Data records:
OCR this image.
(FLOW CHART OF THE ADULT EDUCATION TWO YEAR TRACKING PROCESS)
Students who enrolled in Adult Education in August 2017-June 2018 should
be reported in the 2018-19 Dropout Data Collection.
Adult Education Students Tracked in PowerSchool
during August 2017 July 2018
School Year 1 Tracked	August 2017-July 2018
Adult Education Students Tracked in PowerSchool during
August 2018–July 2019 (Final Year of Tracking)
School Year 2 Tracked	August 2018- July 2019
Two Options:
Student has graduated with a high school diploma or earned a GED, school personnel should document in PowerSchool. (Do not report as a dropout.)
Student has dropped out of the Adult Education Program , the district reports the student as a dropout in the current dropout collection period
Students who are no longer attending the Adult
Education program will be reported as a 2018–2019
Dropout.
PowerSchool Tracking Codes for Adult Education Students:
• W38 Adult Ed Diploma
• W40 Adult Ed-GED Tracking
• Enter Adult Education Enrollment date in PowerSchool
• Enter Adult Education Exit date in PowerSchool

> _PROBLEM STATEMENT_:
Pull out every line of the records that includes the string "Tracked".

> _REPLY TO THE TASK_:
Adult Education Students Tracked in PowerSchool
School Year 1 Tracked	August 2017-July 2018
Adult Education Students Tracked in PowerSchool during
School Year 2 Tracked	August 2018- July 2019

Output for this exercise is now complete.